■ GIVEN DATA
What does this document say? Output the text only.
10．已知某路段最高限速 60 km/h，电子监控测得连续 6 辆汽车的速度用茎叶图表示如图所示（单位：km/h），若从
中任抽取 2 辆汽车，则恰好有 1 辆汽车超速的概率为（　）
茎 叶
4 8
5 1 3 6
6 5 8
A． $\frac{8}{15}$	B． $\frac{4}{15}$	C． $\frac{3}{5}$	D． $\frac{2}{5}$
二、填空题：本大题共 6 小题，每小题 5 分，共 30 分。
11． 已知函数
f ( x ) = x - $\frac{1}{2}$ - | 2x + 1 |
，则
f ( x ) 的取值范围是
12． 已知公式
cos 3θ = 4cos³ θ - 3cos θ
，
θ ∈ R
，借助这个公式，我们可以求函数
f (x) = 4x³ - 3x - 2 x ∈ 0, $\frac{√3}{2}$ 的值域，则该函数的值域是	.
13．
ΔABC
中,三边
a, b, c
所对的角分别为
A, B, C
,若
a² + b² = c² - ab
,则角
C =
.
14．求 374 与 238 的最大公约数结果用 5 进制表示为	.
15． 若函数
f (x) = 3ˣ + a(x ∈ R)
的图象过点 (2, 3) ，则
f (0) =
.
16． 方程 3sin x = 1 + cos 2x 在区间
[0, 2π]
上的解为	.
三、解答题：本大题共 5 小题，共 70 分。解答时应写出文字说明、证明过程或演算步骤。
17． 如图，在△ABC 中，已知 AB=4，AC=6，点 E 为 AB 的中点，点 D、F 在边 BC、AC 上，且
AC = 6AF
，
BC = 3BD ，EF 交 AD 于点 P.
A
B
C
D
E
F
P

■ DO THIS
Return the listing above in full, character for character.

■ RESULT
What does this document say? Output the text only.
10．已知某路段最高限速 60 km/h，电子监控测得连续 6 辆汽车的速度用茎叶图表示如图所示（单位：km/h），若从
中任抽取 2 辆汽车，则恰好有 1 辆汽车超速的概率为（　）
茎 叶
4 8
5 1 3 6
6 5 8
A． $\frac{8}{15}$	B． $\frac{4}{15}$	C． $\frac{3}{5}$	D． $\frac{2}{5}$
二、填空题：本大题共 6 小题，每小题 5 分，共 30 分。
11． 已知函数
f ( x ) = x - $\frac{1}{2}$ - | 2x + 1 |
，则
f ( x ) 的取值范围是
12． 已知公式
cos 3θ = 4cos³ θ - 3cos θ
，
θ ∈ R
，借助这个公式，我们可以求函数
f (x) = 4x³ - 3x - 2 x ∈ 0, $\frac{√3}{2}$ 的值域，则该函数的值域是	.
13．
ΔABC
中,三边
a, b, c
所对的角分别为
A, B, C
,若
a² + b² = c² - ab
,则角
C =
.
14．求 374 与 238 的最大公约数结果用 5 进制表示为	.
15． 若函数
f (x) = 3ˣ + a(x ∈ R)
的图象过点 (2, 3) ，则
f (0) =
.
16． 方程 3sin x = 1 + cos 2x 在区间
[0, 2π]
上的解为	.
三、解答题：本大题共 5 小题，共 70 分。解答时应写出文字说明、证明过程或演算步骤。
17． 如图，在△ABC 中，已知 AB=4，AC=6，点 E 为 AB 的中点，点 D、F 在边 BC、AC 上，且
AC = 6AF
，
BC = 3BD ，EF 交 AD 于点 P.
A
B
C
D
E
F
P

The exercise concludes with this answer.